Present the following entries again, word for word and in full.

(Data records)

* * *

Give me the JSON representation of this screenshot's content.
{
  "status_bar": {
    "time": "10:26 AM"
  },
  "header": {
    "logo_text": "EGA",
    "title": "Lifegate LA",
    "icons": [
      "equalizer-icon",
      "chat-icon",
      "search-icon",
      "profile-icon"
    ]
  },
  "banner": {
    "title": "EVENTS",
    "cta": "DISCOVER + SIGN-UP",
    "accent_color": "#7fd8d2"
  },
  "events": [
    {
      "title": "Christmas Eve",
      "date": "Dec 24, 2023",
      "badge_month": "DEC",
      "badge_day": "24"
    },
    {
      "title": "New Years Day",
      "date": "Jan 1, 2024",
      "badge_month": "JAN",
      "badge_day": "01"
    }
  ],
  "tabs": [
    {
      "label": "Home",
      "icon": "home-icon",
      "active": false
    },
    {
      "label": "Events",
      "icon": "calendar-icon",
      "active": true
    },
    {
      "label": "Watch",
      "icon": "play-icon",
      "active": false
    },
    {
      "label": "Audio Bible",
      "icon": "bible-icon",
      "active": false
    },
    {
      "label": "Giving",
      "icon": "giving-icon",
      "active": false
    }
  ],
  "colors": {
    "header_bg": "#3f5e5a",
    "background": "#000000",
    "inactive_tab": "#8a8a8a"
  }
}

* * *

### Exercise response
Give me the JSON representation of this screenshot's content.
{
  "status_bar": {
    "time": "10:26 AM"
  },
  "header": {
    "logo_text": "EGA",
    "title": "Lifegate LA",
    "icons": [
      "equalizer-icon",
      "chat-icon",
      "search-icon",
      "profile-icon"
    ]
  },
  "banner": {
    "title": "EVENTS",
    "cta": "DISCOVER + SIGN-UP",
    "accent_color": "#7fd8d2"
  },
  "events": [
    {
      "title": "Christmas Eve",
      "date": "Dec 24, 2023",
      "badge_month": "DEC",
      "badge_day": "24"
    },
    {
      "title": "New Years Day",
      "date": "Jan 1, 2024",
      "badge_month": "JAN",
      "badge_day": "01"
    }
  ],
  "tabs": [
    {
      "label": "Home",
      "icon": "home-icon",
      "active": false
    },
    {
      "label": "Events",
      "icon": "calendar-icon",
      "active": true
    },
    {
      "label": "Watch",
      "icon": "play-icon",
      "active": false
    },
    {
      "label": "Audio Bible",
      "icon": "bible-icon",
      "active": false
    },
    {
      "label": "Giving",
      "icon": "giving-icon",
      "active": false
    }
  ],
  "colors": {
    "header_bg": "#3f5e5a",
    "background": "#000000",
    "inactive_tab": "#8a8a8a"
  }
}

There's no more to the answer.